§ **What the exercise asks**: Wherever the string "accès" occurs in a line of these records, report that line.

--*--

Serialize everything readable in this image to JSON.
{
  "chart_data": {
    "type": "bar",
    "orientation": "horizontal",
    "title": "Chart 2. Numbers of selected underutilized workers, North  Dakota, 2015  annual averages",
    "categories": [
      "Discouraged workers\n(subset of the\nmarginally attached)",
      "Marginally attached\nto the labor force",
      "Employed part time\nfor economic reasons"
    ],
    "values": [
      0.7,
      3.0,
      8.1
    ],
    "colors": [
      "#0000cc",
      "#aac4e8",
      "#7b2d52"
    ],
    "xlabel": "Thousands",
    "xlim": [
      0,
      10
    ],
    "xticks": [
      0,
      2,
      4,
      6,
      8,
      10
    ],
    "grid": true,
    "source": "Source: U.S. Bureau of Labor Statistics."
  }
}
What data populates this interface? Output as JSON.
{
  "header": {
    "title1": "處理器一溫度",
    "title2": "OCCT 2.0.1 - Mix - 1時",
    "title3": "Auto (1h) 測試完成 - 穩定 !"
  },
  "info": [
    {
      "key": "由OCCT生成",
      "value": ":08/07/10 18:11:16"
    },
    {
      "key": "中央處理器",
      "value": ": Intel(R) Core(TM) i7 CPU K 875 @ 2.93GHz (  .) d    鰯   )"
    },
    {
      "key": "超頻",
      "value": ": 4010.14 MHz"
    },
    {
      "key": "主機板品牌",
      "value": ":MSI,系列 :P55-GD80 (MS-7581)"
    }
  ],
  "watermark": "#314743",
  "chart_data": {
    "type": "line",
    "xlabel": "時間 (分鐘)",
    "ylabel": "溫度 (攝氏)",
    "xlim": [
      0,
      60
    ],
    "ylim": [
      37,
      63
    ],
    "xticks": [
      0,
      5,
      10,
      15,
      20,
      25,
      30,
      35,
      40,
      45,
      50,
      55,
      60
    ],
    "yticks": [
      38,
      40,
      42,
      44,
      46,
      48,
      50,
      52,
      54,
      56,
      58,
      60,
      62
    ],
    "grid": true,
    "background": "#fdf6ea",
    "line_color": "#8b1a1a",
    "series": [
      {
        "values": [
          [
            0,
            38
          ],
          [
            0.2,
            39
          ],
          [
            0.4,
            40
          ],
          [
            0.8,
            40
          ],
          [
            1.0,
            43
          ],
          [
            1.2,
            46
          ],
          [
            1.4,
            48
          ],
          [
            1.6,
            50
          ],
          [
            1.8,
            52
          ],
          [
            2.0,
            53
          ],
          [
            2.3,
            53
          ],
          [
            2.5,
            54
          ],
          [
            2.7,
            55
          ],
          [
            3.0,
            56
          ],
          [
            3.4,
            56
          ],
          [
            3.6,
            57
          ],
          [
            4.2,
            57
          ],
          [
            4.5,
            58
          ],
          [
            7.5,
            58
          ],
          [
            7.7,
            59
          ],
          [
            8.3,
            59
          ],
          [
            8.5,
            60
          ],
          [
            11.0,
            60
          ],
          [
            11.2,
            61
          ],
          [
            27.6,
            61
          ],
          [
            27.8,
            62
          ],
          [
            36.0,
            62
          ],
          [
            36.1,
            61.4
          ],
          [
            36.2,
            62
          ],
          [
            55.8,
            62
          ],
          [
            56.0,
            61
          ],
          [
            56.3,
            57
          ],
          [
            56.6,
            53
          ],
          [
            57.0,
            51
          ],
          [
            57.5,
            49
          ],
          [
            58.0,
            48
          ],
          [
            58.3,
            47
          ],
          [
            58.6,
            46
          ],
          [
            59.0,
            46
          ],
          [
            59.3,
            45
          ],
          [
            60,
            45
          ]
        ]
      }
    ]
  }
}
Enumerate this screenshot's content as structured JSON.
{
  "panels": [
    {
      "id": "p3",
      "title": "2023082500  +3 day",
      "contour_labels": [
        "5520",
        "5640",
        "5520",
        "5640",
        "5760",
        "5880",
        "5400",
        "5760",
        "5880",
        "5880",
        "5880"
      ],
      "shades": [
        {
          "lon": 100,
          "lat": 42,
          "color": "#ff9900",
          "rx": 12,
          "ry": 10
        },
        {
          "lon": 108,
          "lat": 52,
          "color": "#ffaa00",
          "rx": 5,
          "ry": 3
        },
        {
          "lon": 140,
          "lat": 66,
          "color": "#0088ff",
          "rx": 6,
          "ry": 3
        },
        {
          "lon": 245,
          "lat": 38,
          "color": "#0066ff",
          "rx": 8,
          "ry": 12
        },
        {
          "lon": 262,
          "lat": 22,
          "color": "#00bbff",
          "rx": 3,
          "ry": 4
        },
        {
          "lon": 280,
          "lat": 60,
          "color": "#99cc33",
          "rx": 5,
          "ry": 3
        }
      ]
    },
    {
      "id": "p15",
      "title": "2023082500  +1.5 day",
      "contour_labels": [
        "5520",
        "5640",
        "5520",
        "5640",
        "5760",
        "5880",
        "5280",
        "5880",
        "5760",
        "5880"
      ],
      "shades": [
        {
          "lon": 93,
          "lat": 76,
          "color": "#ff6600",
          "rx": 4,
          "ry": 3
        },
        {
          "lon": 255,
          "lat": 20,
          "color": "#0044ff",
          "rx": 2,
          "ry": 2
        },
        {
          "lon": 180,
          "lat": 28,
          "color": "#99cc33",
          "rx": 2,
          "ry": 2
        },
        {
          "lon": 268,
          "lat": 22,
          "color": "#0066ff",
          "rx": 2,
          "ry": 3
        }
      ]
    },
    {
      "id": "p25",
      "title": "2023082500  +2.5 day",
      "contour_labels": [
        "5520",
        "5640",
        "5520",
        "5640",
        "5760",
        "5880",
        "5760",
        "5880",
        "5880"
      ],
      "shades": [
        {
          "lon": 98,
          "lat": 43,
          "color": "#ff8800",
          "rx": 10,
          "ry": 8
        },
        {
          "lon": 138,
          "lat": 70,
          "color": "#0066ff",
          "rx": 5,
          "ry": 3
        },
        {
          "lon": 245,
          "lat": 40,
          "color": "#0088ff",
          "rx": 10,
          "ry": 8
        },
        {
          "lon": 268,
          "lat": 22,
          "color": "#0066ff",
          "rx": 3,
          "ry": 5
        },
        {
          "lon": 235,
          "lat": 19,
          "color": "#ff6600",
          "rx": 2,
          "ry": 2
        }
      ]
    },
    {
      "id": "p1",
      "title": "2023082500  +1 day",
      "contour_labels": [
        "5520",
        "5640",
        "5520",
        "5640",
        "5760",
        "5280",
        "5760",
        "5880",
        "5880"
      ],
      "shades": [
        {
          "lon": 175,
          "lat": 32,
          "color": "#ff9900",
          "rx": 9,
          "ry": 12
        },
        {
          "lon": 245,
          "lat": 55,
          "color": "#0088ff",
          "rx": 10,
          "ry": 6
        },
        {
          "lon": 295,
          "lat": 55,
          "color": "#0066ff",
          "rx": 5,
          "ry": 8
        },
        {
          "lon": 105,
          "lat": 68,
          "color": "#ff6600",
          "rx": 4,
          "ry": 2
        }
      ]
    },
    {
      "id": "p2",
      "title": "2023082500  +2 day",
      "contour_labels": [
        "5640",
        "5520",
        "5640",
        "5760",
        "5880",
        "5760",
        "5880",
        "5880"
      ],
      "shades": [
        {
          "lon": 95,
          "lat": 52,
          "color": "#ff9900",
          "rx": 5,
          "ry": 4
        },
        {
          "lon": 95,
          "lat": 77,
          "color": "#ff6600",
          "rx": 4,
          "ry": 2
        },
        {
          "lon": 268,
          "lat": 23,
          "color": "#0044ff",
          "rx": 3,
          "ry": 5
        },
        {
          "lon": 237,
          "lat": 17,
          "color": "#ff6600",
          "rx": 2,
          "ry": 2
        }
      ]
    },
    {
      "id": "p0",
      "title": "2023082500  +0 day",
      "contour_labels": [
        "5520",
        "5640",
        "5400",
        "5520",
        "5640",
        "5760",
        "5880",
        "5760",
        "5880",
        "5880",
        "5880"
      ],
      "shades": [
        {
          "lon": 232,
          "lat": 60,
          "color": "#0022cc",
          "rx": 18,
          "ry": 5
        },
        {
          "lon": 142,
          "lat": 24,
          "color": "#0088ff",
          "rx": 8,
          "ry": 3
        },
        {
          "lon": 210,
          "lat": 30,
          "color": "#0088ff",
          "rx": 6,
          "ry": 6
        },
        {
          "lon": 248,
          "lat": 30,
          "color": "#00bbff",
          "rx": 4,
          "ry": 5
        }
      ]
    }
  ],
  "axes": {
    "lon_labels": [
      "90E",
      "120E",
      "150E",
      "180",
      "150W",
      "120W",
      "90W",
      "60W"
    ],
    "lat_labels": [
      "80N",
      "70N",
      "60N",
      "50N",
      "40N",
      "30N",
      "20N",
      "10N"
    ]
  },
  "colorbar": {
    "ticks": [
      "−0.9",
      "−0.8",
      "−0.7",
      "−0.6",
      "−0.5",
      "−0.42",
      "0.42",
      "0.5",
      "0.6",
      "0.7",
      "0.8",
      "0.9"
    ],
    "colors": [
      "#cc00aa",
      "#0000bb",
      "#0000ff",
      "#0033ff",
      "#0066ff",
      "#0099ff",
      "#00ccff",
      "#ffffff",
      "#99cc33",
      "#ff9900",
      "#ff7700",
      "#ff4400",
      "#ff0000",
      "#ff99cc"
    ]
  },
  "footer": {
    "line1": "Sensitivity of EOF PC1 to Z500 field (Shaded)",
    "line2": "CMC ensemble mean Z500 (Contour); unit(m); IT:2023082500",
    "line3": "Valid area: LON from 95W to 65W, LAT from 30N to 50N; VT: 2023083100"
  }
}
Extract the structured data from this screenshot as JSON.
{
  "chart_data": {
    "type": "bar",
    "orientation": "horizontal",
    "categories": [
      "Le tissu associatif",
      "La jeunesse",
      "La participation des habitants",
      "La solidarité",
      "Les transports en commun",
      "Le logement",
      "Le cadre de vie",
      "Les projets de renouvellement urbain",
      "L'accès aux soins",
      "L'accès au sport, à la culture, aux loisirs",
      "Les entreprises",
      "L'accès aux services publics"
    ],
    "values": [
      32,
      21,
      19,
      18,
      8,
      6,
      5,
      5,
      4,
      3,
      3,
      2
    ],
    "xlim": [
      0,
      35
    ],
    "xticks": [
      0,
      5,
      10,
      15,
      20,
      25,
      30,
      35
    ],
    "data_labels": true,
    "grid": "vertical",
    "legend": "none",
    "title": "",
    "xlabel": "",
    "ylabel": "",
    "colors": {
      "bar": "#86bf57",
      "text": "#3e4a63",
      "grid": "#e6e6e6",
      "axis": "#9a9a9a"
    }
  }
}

--*--

§ **Response**:
      "L'accès aux soins",
      "L'accès au sport, à la culture, aux loisirs",
      "L'accès aux services publics"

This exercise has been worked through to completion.